--- begin Exercise inputs ---

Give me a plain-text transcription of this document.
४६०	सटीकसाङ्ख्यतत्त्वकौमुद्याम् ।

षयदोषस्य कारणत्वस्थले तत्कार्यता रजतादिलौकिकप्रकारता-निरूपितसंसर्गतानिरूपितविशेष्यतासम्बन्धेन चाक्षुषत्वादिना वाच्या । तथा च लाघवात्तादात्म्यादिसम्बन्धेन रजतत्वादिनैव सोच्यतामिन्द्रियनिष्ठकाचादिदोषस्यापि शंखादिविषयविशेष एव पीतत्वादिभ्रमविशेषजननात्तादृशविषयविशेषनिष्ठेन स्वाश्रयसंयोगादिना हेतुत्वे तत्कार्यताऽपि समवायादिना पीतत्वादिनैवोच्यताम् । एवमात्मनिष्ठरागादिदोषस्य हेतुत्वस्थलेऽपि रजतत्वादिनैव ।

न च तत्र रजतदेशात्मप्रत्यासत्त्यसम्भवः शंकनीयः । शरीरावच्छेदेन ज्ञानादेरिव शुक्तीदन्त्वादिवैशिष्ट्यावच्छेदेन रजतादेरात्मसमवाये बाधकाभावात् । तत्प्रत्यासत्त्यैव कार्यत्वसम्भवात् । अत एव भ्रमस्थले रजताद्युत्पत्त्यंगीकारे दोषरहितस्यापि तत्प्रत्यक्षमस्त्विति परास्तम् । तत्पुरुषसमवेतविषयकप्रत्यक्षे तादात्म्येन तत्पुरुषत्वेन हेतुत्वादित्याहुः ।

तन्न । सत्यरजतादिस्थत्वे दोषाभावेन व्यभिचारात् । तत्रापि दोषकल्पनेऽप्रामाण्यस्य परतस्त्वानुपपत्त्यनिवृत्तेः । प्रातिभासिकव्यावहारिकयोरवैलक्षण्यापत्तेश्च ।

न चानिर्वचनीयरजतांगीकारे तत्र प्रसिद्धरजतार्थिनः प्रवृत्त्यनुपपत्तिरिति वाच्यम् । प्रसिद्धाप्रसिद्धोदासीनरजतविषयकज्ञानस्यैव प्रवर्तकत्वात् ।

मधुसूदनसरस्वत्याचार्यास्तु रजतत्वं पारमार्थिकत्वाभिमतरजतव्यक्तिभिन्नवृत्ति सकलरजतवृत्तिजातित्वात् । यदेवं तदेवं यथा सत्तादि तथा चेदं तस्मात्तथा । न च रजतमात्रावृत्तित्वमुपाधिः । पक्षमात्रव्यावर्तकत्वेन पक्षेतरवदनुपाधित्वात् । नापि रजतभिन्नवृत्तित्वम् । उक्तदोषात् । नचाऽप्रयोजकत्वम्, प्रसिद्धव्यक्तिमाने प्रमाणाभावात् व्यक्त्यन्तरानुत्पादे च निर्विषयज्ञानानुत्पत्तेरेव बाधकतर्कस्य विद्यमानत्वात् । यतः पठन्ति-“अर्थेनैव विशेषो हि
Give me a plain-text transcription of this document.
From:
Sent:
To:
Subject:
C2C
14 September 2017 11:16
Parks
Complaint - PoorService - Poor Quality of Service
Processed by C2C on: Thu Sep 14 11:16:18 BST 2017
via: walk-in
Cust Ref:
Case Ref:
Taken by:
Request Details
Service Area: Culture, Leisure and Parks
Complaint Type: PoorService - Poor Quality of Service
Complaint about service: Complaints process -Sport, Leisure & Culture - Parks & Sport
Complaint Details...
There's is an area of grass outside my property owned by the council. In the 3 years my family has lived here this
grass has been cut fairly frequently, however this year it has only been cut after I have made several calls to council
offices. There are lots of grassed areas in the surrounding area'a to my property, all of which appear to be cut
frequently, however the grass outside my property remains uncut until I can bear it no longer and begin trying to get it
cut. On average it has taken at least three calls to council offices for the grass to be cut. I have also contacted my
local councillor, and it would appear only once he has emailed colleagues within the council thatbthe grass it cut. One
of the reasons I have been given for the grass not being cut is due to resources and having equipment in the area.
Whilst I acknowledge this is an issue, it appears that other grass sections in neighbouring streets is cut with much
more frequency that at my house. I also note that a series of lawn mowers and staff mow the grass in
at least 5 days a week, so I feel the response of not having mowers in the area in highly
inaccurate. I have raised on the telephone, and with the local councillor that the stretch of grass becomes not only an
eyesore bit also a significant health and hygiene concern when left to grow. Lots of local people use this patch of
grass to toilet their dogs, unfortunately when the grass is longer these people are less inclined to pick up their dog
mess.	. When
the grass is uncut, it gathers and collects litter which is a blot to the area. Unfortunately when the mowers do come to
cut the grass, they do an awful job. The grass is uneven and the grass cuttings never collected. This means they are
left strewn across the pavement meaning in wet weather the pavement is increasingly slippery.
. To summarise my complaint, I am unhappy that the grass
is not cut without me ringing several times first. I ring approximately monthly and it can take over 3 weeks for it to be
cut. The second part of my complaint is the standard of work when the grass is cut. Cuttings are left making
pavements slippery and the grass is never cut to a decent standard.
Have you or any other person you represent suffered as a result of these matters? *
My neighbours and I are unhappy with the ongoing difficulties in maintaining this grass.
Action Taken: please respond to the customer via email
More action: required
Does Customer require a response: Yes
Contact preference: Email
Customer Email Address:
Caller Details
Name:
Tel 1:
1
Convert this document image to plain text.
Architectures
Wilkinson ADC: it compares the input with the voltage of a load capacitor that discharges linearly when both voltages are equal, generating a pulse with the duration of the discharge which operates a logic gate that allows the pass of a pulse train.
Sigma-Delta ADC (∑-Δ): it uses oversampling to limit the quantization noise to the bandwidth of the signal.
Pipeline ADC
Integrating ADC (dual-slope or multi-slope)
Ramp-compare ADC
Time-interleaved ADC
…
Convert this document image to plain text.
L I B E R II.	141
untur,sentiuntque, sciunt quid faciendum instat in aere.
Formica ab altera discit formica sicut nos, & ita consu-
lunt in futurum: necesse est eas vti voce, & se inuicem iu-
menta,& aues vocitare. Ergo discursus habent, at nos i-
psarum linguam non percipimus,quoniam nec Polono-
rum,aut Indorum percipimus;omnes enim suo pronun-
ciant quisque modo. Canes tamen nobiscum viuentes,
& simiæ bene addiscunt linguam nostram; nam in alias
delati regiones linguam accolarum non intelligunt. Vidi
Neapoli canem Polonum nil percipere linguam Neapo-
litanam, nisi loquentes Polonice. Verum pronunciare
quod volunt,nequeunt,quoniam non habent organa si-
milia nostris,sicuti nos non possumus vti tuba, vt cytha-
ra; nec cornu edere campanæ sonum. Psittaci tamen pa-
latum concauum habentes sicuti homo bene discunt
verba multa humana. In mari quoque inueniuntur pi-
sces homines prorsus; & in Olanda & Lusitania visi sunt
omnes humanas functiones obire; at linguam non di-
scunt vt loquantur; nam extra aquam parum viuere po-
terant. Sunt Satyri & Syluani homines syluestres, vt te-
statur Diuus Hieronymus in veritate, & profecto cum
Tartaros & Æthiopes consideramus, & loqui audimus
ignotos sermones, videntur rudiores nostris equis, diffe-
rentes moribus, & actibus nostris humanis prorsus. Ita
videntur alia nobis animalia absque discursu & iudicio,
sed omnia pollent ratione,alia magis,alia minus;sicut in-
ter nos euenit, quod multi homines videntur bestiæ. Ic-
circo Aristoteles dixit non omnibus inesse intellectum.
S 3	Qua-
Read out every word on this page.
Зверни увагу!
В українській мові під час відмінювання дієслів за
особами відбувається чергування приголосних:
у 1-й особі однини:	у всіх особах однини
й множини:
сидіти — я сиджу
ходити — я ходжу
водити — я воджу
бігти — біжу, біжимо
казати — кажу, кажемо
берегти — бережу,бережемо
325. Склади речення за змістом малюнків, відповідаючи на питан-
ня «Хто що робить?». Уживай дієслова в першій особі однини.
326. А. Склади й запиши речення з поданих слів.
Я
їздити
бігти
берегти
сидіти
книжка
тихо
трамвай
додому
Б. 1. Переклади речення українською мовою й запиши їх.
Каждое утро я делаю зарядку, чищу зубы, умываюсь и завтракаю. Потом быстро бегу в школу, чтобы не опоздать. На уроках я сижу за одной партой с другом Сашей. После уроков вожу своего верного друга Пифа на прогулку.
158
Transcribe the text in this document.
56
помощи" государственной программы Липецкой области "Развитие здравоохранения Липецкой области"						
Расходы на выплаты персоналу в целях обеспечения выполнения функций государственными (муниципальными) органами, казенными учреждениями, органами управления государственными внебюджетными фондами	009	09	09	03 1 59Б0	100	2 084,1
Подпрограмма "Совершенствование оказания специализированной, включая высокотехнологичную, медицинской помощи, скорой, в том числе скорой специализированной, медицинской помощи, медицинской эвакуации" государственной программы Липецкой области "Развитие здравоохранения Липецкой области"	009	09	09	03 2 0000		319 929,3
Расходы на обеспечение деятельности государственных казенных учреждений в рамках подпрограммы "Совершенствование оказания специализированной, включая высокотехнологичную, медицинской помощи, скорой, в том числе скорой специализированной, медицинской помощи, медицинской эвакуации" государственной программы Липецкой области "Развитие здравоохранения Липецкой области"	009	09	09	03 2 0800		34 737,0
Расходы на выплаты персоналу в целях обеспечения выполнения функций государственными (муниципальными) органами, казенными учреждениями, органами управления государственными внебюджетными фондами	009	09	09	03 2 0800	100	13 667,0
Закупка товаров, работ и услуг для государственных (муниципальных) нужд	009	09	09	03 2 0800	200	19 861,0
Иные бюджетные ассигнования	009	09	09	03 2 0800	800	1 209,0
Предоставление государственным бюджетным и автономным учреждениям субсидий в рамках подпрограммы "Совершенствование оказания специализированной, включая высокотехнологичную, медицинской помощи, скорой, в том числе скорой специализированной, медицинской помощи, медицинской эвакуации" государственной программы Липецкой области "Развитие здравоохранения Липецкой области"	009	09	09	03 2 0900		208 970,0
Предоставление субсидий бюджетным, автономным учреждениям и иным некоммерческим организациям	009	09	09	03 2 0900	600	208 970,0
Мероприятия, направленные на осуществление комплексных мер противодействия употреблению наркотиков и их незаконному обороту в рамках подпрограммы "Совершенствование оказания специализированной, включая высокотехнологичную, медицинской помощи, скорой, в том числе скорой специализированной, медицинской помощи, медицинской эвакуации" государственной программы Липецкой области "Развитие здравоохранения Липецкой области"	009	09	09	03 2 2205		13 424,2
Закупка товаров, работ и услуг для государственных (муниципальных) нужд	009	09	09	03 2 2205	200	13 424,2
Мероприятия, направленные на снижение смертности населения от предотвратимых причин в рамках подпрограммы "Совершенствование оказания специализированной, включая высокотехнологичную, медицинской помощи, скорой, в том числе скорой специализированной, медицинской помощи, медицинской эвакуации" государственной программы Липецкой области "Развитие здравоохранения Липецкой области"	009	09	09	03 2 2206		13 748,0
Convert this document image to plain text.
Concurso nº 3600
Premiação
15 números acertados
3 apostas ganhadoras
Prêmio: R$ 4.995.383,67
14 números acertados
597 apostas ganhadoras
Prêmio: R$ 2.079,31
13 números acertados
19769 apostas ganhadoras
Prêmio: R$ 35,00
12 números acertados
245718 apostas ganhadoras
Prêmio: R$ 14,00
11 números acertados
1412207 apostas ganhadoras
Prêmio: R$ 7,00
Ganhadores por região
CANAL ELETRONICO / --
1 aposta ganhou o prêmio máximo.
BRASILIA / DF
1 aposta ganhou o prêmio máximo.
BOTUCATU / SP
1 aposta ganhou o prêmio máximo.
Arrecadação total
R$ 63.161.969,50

--- end Exercise inputs ---

Given problem
Filter the records for lines holding the string "been". Copy each one.

Worked solution
grass has been cut fairly frequently, however this year it has only been cut after I have made several calls to council
of the reasons I have been given for the grass not being cut is due to resources and having equipment in the area.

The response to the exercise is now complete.